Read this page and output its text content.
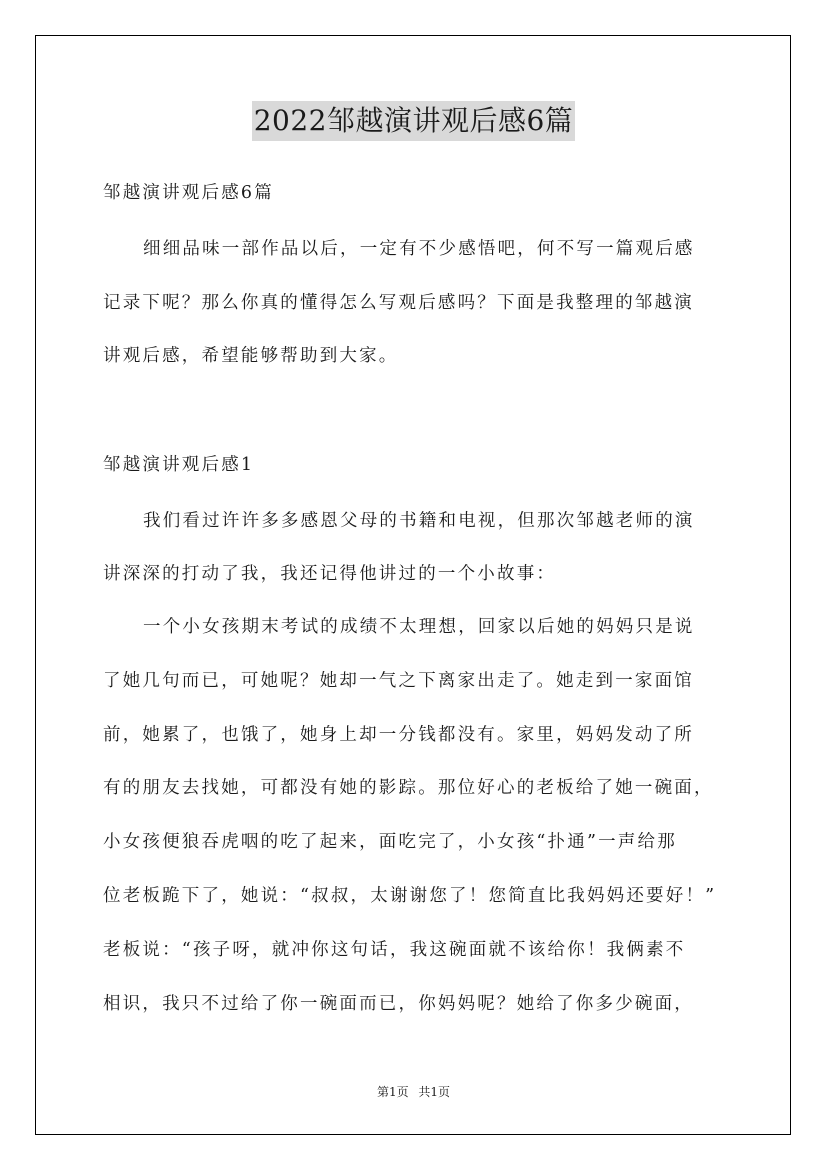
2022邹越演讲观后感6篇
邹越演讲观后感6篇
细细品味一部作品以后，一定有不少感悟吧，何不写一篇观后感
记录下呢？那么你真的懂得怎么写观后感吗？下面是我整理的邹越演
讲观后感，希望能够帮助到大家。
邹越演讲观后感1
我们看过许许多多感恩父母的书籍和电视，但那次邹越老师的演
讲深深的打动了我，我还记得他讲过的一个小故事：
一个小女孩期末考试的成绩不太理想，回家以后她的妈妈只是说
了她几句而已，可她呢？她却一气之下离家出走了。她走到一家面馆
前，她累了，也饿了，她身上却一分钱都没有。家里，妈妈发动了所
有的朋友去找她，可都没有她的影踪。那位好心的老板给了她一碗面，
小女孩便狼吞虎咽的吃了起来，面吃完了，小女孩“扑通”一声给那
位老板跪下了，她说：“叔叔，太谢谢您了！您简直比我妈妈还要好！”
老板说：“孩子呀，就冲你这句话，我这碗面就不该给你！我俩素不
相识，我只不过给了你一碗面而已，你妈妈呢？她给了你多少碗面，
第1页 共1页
──────────
Every record gets retyped exactly; no picture goes into the copy.

**Exercise response**
Read this page and output its text content.
2022邹越演讲观后感6篇
邹越演讲观后感6篇
细细品味一部作品以后，一定有不少感悟吧，何不写一篇观后感
记录下呢？那么你真的懂得怎么写观后感吗？下面是我整理的邹越演
讲观后感，希望能够帮助到大家。
邹越演讲观后感1
我们看过许许多多感恩父母的书籍和电视，但那次邹越老师的演
讲深深的打动了我，我还记得他讲过的一个小故事：
一个小女孩期末考试的成绩不太理想，回家以后她的妈妈只是说
了她几句而已，可她呢？她却一气之下离家出走了。她走到一家面馆
前，她累了，也饿了，她身上却一分钱都没有。家里，妈妈发动了所
有的朋友去找她，可都没有她的影踪。那位好心的老板给了她一碗面，
小女孩便狼吞虎咽的吃了起来，面吃完了，小女孩“扑通”一声给那
位老板跪下了，她说：“叔叔，太谢谢您了！您简直比我妈妈还要好！”
老板说：“孩子呀，就冲你这句话，我这碗面就不该给你！我俩素不
相识，我只不过给了你一碗面而已，你妈妈呢？她给了你多少碗面，
第1页 共1页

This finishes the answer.